BRIEF:
Print every line of the records below unchanged, omitting the pictures.

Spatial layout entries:
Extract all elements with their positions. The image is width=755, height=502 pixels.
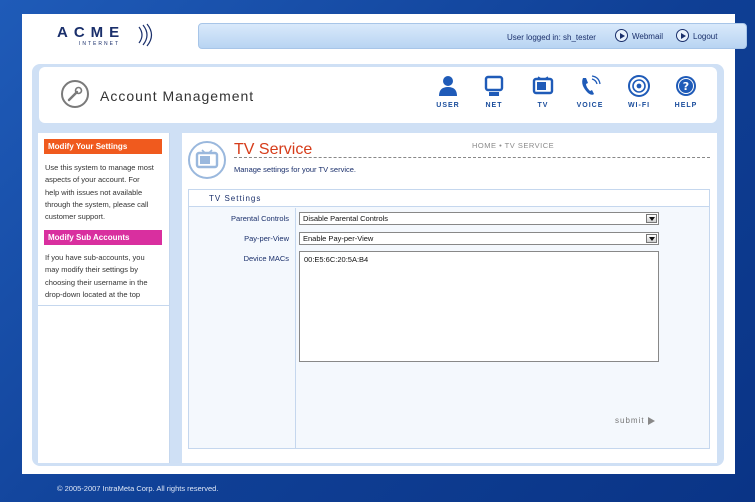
play-icon: [615, 29, 628, 42]
chevron-down-icon[interactable]: [646, 214, 657, 223]
signal-arcs-icon: [138, 23, 153, 47]
title-divider: [234, 157, 710, 158]
parental-controls-select[interactable]: Disable Parental Controls: [299, 212, 659, 225]
text-line: help with issues not available: [45, 187, 143, 197]
text-line: may modify their settings by: [45, 265, 138, 275]
arrow-right-icon: [647, 416, 655, 425]
column-divider: [295, 208, 296, 448]
sidebar: Modify Your Settings Use this system to …: [38, 133, 170, 463]
nav-label: VOICE: [576, 102, 604, 109]
webmail-label: Webmail: [632, 31, 663, 41]
logo-text: ACME: [57, 24, 126, 41]
wifi-icon: [628, 75, 650, 97]
tv-service-icon: [188, 141, 226, 179]
nav-tv[interactable]: TV: [522, 75, 564, 109]
parental-controls-label: Parental Controls: [231, 214, 289, 223]
text-line: Use this system to manage most: [45, 163, 154, 172]
nav-label: NET: [485, 102, 503, 109]
text-line: through the system, please call: [45, 199, 149, 209]
page-subtitle: Manage settings for your TV service.: [234, 165, 356, 174]
svg-text:?: ?: [683, 80, 689, 93]
submit-label: submit: [615, 416, 645, 425]
nav-user[interactable]: USER: [427, 75, 469, 109]
account-management-title: Account Management: [100, 88, 255, 104]
nav-label: TV: [537, 102, 549, 109]
tv-settings-panel: TV Settings Parental Controls Disable Pa…: [188, 189, 710, 449]
nav-voice[interactable]: VOICE: [569, 75, 611, 109]
modify-settings-heading[interactable]: Modify Your Settings: [44, 139, 162, 154]
textarea-value: 00:E5:6C:20:5A:B4: [304, 255, 369, 264]
wrench-icon: [61, 80, 89, 108]
nav-net[interactable]: NET: [473, 75, 515, 109]
device-macs-label: Device MACs: [243, 254, 289, 263]
user-icon: [437, 75, 459, 97]
logout-link[interactable]: Logout: [676, 29, 717, 42]
nav-label: HELP: [674, 102, 698, 109]
sidebar-divider: [38, 305, 170, 306]
content-panel: TV Service HOME • TV SERVICE Manage sett…: [182, 133, 717, 463]
text-line: drop-down located at the top: [45, 289, 141, 299]
footer-copyright: © 2005-2007 IntraMeta Corp. All rights r…: [57, 484, 219, 493]
select-value: Disable Parental Controls: [303, 214, 389, 223]
header-panel: Account Management USER NET TV VOICE WI-…: [39, 67, 717, 123]
top-bar: ACME INTERNET User logged in: sh_tester …: [22, 14, 747, 56]
chevron-down-icon[interactable]: [646, 234, 657, 243]
logout-label: Logout: [693, 31, 718, 41]
select-value: Enable Pay-per-View: [303, 234, 374, 243]
device-macs-textarea[interactable]: 00:E5:6C:20:5A:B4: [299, 251, 659, 362]
text-line: customer support.: [45, 212, 106, 222]
nav-help[interactable]: ? HELP: [665, 75, 707, 109]
settings-heading: TV Settings: [189, 190, 709, 207]
submit-button[interactable]: submit: [615, 416, 655, 425]
tv-icon: [532, 75, 554, 97]
pay-per-view-label: Pay-per-View: [244, 234, 289, 243]
webmail-link[interactable]: Webmail: [615, 29, 663, 42]
nav-wifi[interactable]: WI-FI: [618, 75, 660, 109]
phone-icon: [579, 75, 601, 97]
pay-per-view-select[interactable]: Enable Pay-per-View: [299, 232, 659, 245]
logo-subtext: INTERNET: [79, 41, 120, 47]
breadcrumb[interactable]: HOME • TV SERVICE: [472, 141, 554, 150]
acme-logo[interactable]: ACME INTERNET: [57, 23, 177, 52]
user-bar: User logged in: sh_tester Webmail Logout: [198, 23, 747, 49]
help-icon: ?: [675, 75, 697, 97]
text-line: If you have sub-accounts, you: [45, 253, 145, 262]
logged-in-status: User logged in: sh_tester: [507, 33, 596, 42]
nav-label: USER: [436, 102, 460, 109]
modify-sub-accounts-heading[interactable]: Modify Sub Accounts: [44, 230, 162, 245]
modify-settings-text: Use this system to manage most aspects o…: [45, 162, 165, 223]
text-line: choosing their username in the: [45, 277, 148, 287]
text-line: aspects of your account. For: [45, 175, 140, 185]
monitor-icon: [483, 75, 505, 97]
modify-sub-accounts-text: If you have sub-accounts, you may modify…: [45, 252, 165, 301]
nav-label: WI-FI: [627, 102, 651, 109]
play-icon: [676, 29, 689, 42]
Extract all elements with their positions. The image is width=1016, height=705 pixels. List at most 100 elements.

PROBLEM SOLUTION:
Extract all elements with their positions. The image is width=755, height=502 pixels.
play-icon: [615, 29, 628, 42]
chevron-down-icon[interactable]: [646, 214, 657, 223]
signal-arcs-icon: [138, 23, 153, 47]
title-divider: [234, 157, 710, 158]
parental-controls-select[interactable]: Disable Parental Controls: [299, 212, 659, 225]
text-line: help with issues not available: [45, 187, 143, 197]
text-line: may modify their settings by: [45, 265, 138, 275]
arrow-right-icon: [647, 416, 655, 425]
column-divider: [295, 208, 296, 448]
sidebar: Modify Your Settings Use this system to …: [38, 133, 170, 463]
nav-label: VOICE: [576, 102, 604, 109]
webmail-label: Webmail: [632, 31, 663, 41]
logo-text: ACME: [57, 24, 126, 41]
wifi-icon: [628, 75, 650, 97]
tv-service-icon: [188, 141, 226, 179]
nav-tv[interactable]: TV: [522, 75, 564, 109]
parental-controls-label: Parental Controls: [231, 214, 289, 223]
text-line: Use this system to manage most: [45, 163, 154, 172]
nav-label: NET: [485, 102, 503, 109]
text-line: through the system, please call: [45, 199, 149, 209]
page-subtitle: Manage settings for your TV service.: [234, 165, 356, 174]
svg-text:?: ?: [683, 80, 689, 93]
submit-label: submit: [615, 416, 645, 425]
nav-user[interactable]: USER: [427, 75, 469, 109]
account-management-title: Account Management: [100, 88, 255, 104]
nav-label: TV: [537, 102, 549, 109]
tv-settings-panel: TV Settings Parental Controls Disable Pa…: [188, 189, 710, 449]
nav-voice[interactable]: VOICE: [569, 75, 611, 109]
modify-settings-heading[interactable]: Modify Your Settings: [44, 139, 162, 154]
textarea-value: 00:E5:6C:20:5A:B4: [304, 255, 369, 264]
wrench-icon: [61, 80, 89, 108]
nav-net[interactable]: NET: [473, 75, 515, 109]
device-macs-label: Device MACs: [243, 254, 289, 263]
user-icon: [437, 75, 459, 97]
logout-link[interactable]: Logout: [676, 29, 717, 42]
nav-label: HELP: [674, 102, 698, 109]
sidebar-divider: [38, 305, 170, 306]
content-panel: TV Service HOME • TV SERVICE Manage sett…: [182, 133, 717, 463]
text-line: drop-down located at the top: [45, 289, 141, 299]
footer-copyright: © 2005-2007 IntraMeta Corp. All rights r…: [57, 484, 219, 493]
select-value: Disable Parental Controls: [303, 214, 389, 223]
header-panel: Account Management USER NET TV VOICE WI-…: [39, 67, 717, 123]
top-bar: ACME INTERNET User logged in: sh_tester …: [22, 14, 747, 56]
chevron-down-icon[interactable]: [646, 234, 657, 243]
logout-label: Logout: [693, 31, 718, 41]
select-value: Enable Pay-per-View: [303, 234, 374, 243]
device-macs-textarea[interactable]: 00:E5:6C:20:5A:B4: [299, 251, 659, 362]
text-line: customer support.: [45, 212, 106, 222]
nav-help[interactable]: ? HELP: [665, 75, 707, 109]
settings-heading: TV Settings: [189, 190, 709, 207]
submit-button[interactable]: submit: [615, 416, 655, 425]
tv-icon: [532, 75, 554, 97]
pay-per-view-label: Pay-per-View: [244, 234, 289, 243]
webmail-link[interactable]: Webmail: [615, 29, 663, 42]
nav-wifi[interactable]: WI-FI: [618, 75, 660, 109]
phone-icon: [579, 75, 601, 97]
pay-per-view-select[interactable]: Enable Pay-per-View: [299, 232, 659, 245]
logo-subtext: INTERNET: [79, 41, 120, 47]
breadcrumb[interactable]: HOME • TV SERVICE: [472, 141, 554, 150]
acme-logo[interactable]: ACME INTERNET: [57, 23, 177, 52]
user-bar: User logged in: sh_tester Webmail Logout: [198, 23, 747, 49]
help-icon: ?: [675, 75, 697, 97]
text-line: If you have sub-accounts, you: [45, 253, 145, 262]
logged-in-status: User logged in: sh_tester: [507, 33, 596, 42]
nav-label: USER: [436, 102, 460, 109]
modify-sub-accounts-heading[interactable]: Modify Sub Accounts: [44, 230, 162, 245]
modify-settings-text: Use this system to manage most aspects o…: [45, 162, 165, 223]
text-line: choosing their username in the: [45, 277, 148, 287]
text-line: aspects of your account. For: [45, 175, 140, 185]
monitor-icon: [483, 75, 505, 97]
modify-sub-accounts-text: If you have sub-accounts, you may modify…: [45, 252, 165, 301]
nav-label: WI-FI: [627, 102, 651, 109]
play-icon: [676, 29, 689, 42]
Extract all elements with their positions. The image is width=1016, height=705 pixels. List at most 100 elements.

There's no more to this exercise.